## Task
Entries follow. Set all of them down as they stand.
----- Data provided -----
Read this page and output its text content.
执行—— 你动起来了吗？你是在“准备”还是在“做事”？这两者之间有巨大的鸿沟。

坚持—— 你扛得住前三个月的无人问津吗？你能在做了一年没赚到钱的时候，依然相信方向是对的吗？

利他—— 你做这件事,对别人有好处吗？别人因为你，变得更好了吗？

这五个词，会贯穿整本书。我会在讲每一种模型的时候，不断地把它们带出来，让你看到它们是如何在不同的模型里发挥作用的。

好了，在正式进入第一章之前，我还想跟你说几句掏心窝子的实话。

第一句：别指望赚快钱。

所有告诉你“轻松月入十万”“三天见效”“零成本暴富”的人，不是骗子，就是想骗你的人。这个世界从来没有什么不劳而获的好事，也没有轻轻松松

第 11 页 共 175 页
-----
## Exercise output
Read this page and output its text content.
执行—— 你动起来了吗？你是在“准备”还是在“做事”？这两者之间有巨大的鸿沟。

坚持—— 你扛得住前三个月的无人问津吗？你能在做了一年没赚到钱的时候，依然相信方向是对的吗？

利他—— 你做这件事,对别人有好处吗？别人因为你，变得更好了吗？

这五个词，会贯穿整本书。我会在讲每一种模型的时候，不断地把它们带出来，让你看到它们是如何在不同的模型里发挥作用的。

好了，在正式进入第一章之前，我还想跟你说几句掏心窝子的实话。

第一句：别指望赚快钱。

所有告诉你“轻松月入十万”“三天见效”“零成本暴富”的人，不是骗子，就是想骗你的人。这个世界从来没有什么不劳而获的好事，也没有轻轻松松

第 11 页 共 175 页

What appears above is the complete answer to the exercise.